SUPPLIED ENTRIES -
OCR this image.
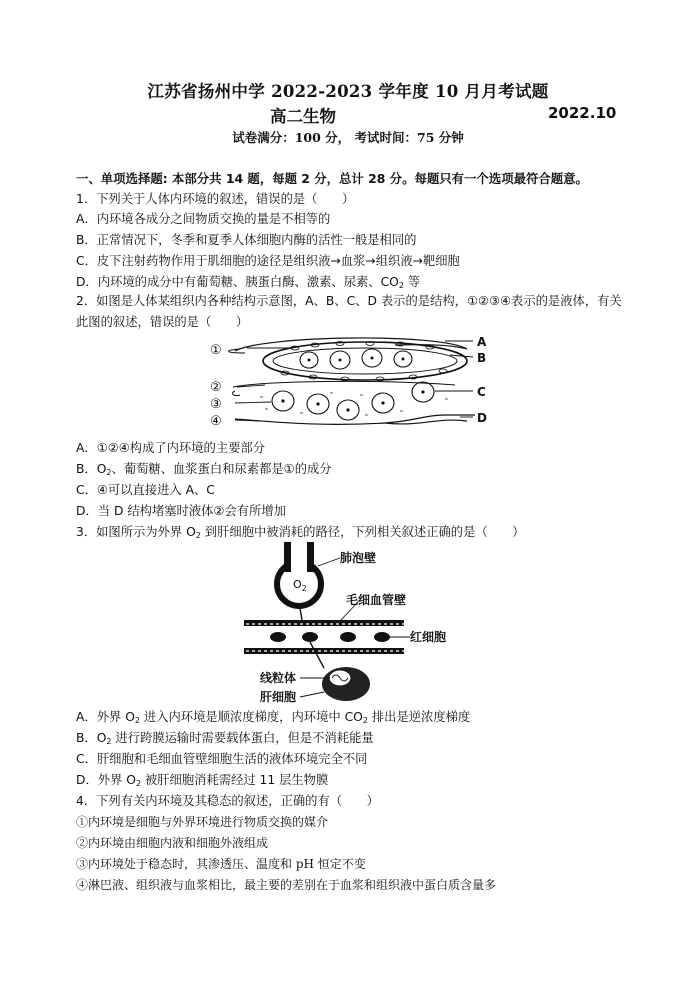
江苏省扬州中学 2022-2023 学年度 10 月月考试题
高二生物	2022.10
试卷满分：100 分， 考试时间：75 分钟
一、单项选择题: 本部分共 14 题，每题 2 分，总计 28 分。每题只有一个选项最符合题意。
1．下列关于人体内环境的叙述，错误的是（　　）
A．内环境各成分之间物质交换的量是不相等的
B．正常情况下，冬季和夏季人体细胞内酶的活性一般是相同的
C．皮下注射药物作用于肌细胞的途径是组织液→血浆→组织液→靶细胞
D．内环境的成分中有葡萄糖、胰蛋白酶、激素、尿素、$CO_2$ 等
2．如图是人体某组织内各种结构示意图，A、B、C、D 表示的是结构，①②③④表示的是液体，有关此图的叙述，错误的是（　　）
①
②
③
④
A
B
C
D
A．①②④构成了内环境的主要部分
B．$O_2$、葡萄糖、血浆蛋白和尿素都是①的成分
C．④可以直接进入 A、C
D．当 D 结构堵塞时液体②会有所增加
3．如图所示为外界 $O_2$ 到肝细胞中被消耗的路径，下列相关叙述正确的是（　　）
$O_2$
肺泡壁
毛细血管壁
红细胞
线粒体
肝细胞
A．外界 $O_2$ 进入内环境是顺浓度梯度，内环境中 $CO_2$ 排出是逆浓度梯度
B．$O_2$ 进行跨膜运输时需要载体蛋白，但是不消耗能量
C．肝细胞和毛细血管壁细胞生活的液体环境完全不同
D．外界 $O_2$ 被肝细胞消耗需经过 11 层生物膜
4．下列有关内环境及其稳态的叙述，正确的有（　　）
①内环境是细胞与外界环境进行物质交换的媒介
②内环境由细胞内液和细胞外液组成
③内环境处于稳态时，其渗透压、温度和 pH 恒定不变
④淋巴液、组织液与血浆相比，最主要的差别在于血浆和组织液中蛋白质含量多
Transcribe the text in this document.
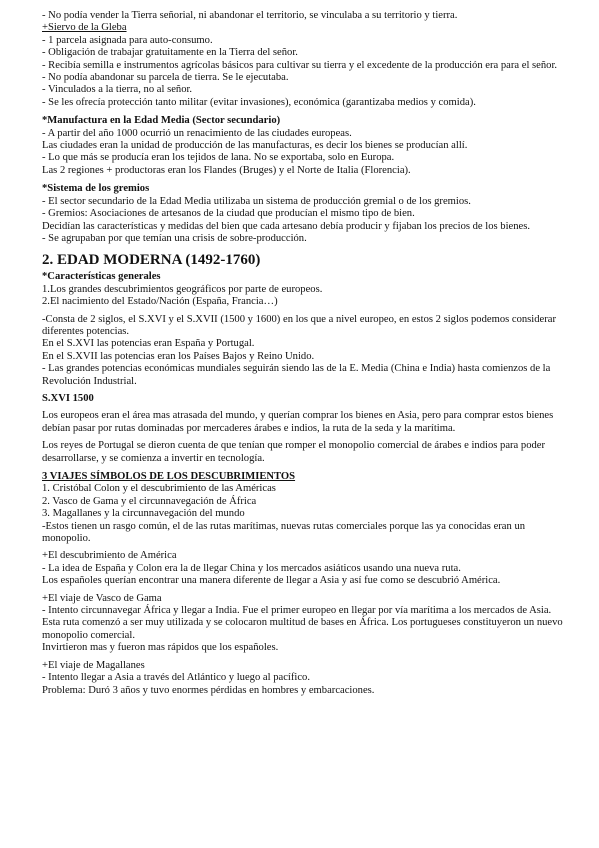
- No podía vender la Tierra señorial, ni abandonar el territorio, se vinculaba a su territorio y tierra.
+Siervo de la Gleba
- 1 parcela asignada para auto-consumo.
- Obligación de trabajar gratuitamente en la Tierra del señor.
- Recibía semilla e instrumentos agrícolas básicos para cultivar su tierra y el excedente de la producción era para el señor.
- No podía abandonar su parcela de tierra. Se le ejecutaba.
- Vinculados a la tierra, no al señor.
- Se les ofrecía protección tanto militar (evitar invasiones), económica (garantizaba medios y comida).
*Manufactura en la Edad Media (Sector secundario)
- A partir del año 1000 ocurrió un renacimiento de las ciudades europeas.
Las ciudades eran la unidad de producción de las manufacturas, es decir los bienes se producían allí.
- Lo que más se producía eran los tejidos de lana. No se exportaba, solo en Europa.
Las 2 regiones + productoras eran los Flandes (Bruges) y el Norte de Italia (Florencia).
*Sistema de los gremios
- El sector secundario de la Edad Media utilizaba un sistema de producción gremial o de los gremios.
- Gremios: Asociaciones de artesanos de la ciudad que producían el mismo tipo de bien.
Decidían las características y medidas del bien que cada artesano debía producir y fijaban los precios de los bienes.
- Se agrupaban por que temían una crisis de sobre-producción.
2. EDAD MODERNA (1492-1760)
*Características generales
1.Los grandes descubrimientos geográficos por parte de europeos.
2.El nacimiento del Estado/Nación (España, Francia…)
-Consta de 2 siglos, el S.XVI y el S.XVII (1500 y 1600) en los que a nivel europeo, en estos 2 siglos podemos considerar diferentes potencias.
En el S.XVI las potencias eran España y Portugal.
En el S.XVII las potencias eran los Países Bajos y Reino Unido.
- Las grandes potencias económicas mundiales seguirán siendo las de la E. Media (China e India) hasta comienzos de la Revolución Industrial.
S.XVI 1500
Los europeos eran el área mas atrasada del mundo, y querían comprar los bienes en Asia, pero para comprar estos bienes debían pasar por rutas dominadas por mercaderes árabes e indios, la ruta de la seda y la marítima.
Los reyes de Portugal se dieron cuenta de que tenían que romper el monopolio comercial de árabes e indios para poder desarrollarse, y se comienza a invertir en tecnología.
3 VIAJES SÍMBOLOS DE LOS DESCUBRIMIENTOS
1. Cristóbal Colon y el descubrimiento de las Américas
2. Vasco de Gama y el circunnavegación de África
3. Magallanes y la circunnavegación del mundo
-Estos tienen un rasgo común, el de las rutas marítimas, nuevas rutas comerciales porque las ya conocidas eran un monopolio.
+El descubrimiento de América
- La idea de España y Colon era la de llegar China y los mercados asiáticos usando una nueva ruta.
Los españoles querían encontrar una manera diferente de llegar a Asia y así fue como se descubrió América.
+El viaje de Vasco de Gama
- Intento circunnavegar África y llegar a India. Fue el primer europeo en llegar por vía marítima a los mercados de Asia. Esta ruta comenzó a ser muy utilizada y se colocaron multitud de bases en África. Los portugueses constituyeron un nuevo monopolio comercial.
Invirtieron mas y fueron mas rápidos que los españoles.
+El viaje de Magallanes
- Intento llegar a Asia a través del Atlántico y luego al pacífico.
Problema: Duró 3 años y tuvo enormes pérdidas en hombres y embarcaciones.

THE EXERCISE - From the entries above, copy out every line where the string "producción" appears.

RESPONSE TO THIS TASK -
- Recibía semilla e instrumentos agrícolas básicos para cultivar su tierra y el excedente de la producción era para el señor.
Las ciudades eran la unidad de producción de las manufacturas, es decir los bienes se producían allí.
- El sector secundario de la Edad Media utilizaba un sistema de producción gremial o de los gremios.
- Se agrupaban por que temían una crisis de sobre-producción.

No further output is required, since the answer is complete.